## Start Provided information

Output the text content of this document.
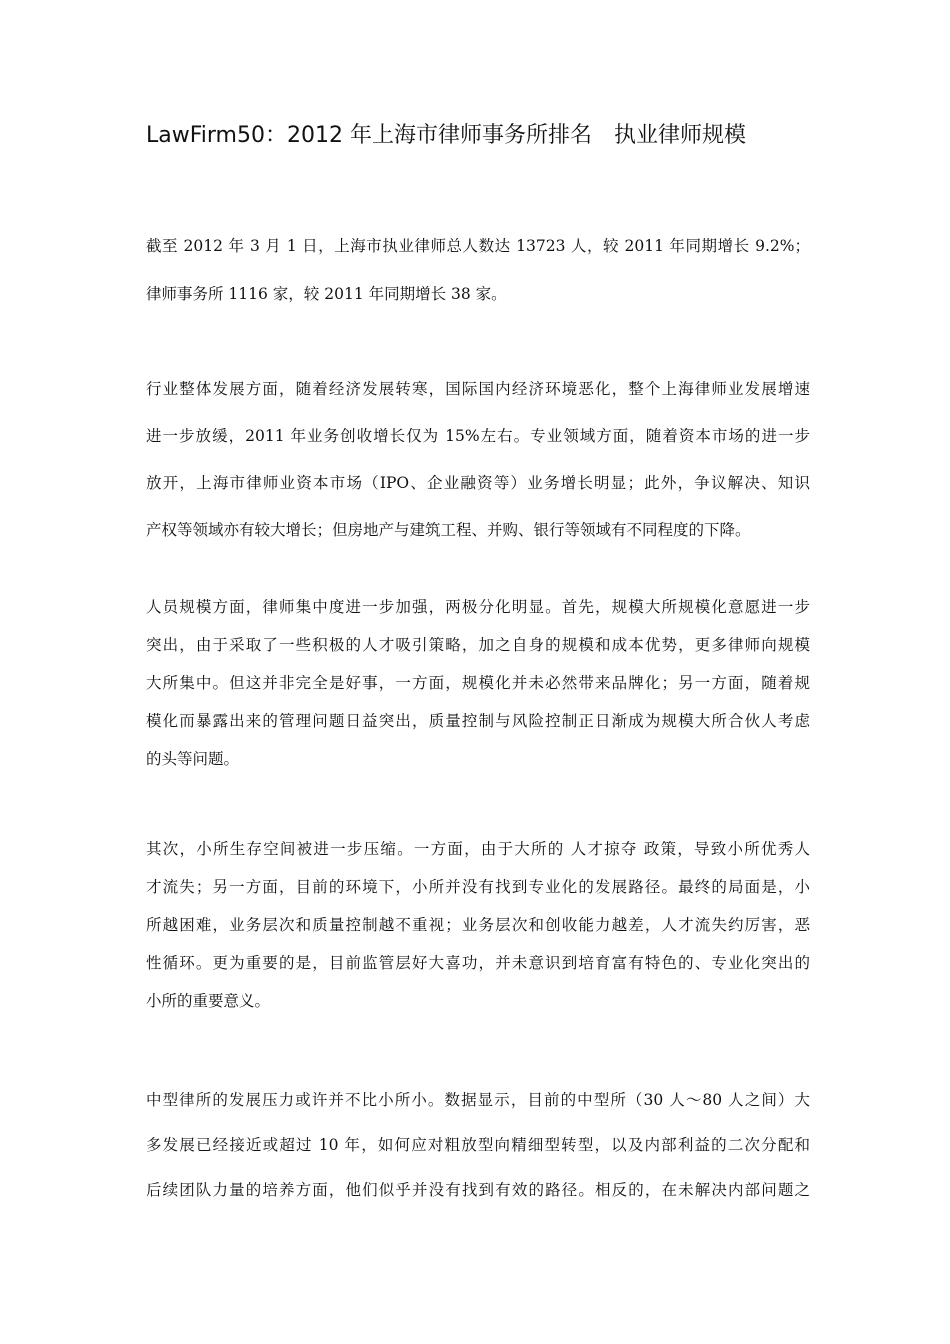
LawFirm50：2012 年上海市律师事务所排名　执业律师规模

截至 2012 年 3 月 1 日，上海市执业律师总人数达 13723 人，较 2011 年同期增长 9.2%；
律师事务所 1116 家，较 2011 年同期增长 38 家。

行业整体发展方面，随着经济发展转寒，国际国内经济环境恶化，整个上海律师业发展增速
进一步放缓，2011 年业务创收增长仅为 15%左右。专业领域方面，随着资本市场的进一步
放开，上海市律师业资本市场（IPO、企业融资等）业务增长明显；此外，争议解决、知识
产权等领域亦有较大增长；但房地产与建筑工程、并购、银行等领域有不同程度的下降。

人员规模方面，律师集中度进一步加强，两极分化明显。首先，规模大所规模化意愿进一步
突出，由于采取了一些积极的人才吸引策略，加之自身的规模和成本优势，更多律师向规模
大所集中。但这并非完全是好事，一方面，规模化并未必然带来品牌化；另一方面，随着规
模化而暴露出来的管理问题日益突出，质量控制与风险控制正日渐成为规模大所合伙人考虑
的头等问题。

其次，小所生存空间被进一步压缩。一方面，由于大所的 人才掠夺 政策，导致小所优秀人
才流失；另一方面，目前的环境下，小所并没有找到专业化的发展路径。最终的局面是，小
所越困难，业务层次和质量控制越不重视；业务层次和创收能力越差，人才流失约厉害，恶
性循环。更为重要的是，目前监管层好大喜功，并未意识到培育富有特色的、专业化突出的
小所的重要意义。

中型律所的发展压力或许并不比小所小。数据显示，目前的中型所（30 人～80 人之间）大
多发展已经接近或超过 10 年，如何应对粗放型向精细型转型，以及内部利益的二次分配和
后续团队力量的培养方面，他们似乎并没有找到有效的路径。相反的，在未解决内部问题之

## End Provided information

> Stated exercise: Set down the material above as is, without any pictures.

> Full solution:
Output the text content of this document.
LawFirm50：2012 年上海市律师事务所排名　执业律师规模

截至 2012 年 3 月 1 日，上海市执业律师总人数达 13723 人，较 2011 年同期增长 9.2%；
律师事务所 1116 家，较 2011 年同期增长 38 家。

行业整体发展方面，随着经济发展转寒，国际国内经济环境恶化，整个上海律师业发展增速
进一步放缓，2011 年业务创收增长仅为 15%左右。专业领域方面，随着资本市场的进一步
放开，上海市律师业资本市场（IPO、企业融资等）业务增长明显；此外，争议解决、知识
产权等领域亦有较大增长；但房地产与建筑工程、并购、银行等领域有不同程度的下降。

人员规模方面，律师集中度进一步加强，两极分化明显。首先，规模大所规模化意愿进一步
突出，由于采取了一些积极的人才吸引策略，加之自身的规模和成本优势，更多律师向规模
大所集中。但这并非完全是好事，一方面，规模化并未必然带来品牌化；另一方面，随着规
模化而暴露出来的管理问题日益突出，质量控制与风险控制正日渐成为规模大所合伙人考虑
的头等问题。

其次，小所生存空间被进一步压缩。一方面，由于大所的 人才掠夺 政策，导致小所优秀人
才流失；另一方面，目前的环境下，小所并没有找到专业化的发展路径。最终的局面是，小
所越困难，业务层次和质量控制越不重视；业务层次和创收能力越差，人才流失约厉害，恶
性循环。更为重要的是，目前监管层好大喜功，并未意识到培育富有特色的、专业化突出的
小所的重要意义。

中型律所的发展压力或许并不比小所小。数据显示，目前的中型所（30 人～80 人之间）大
多发展已经接近或超过 10 年，如何应对粗放型向精细型转型，以及内部利益的二次分配和
后续团队力量的培养方面，他们似乎并没有找到有效的路径。相反的，在未解决内部问题之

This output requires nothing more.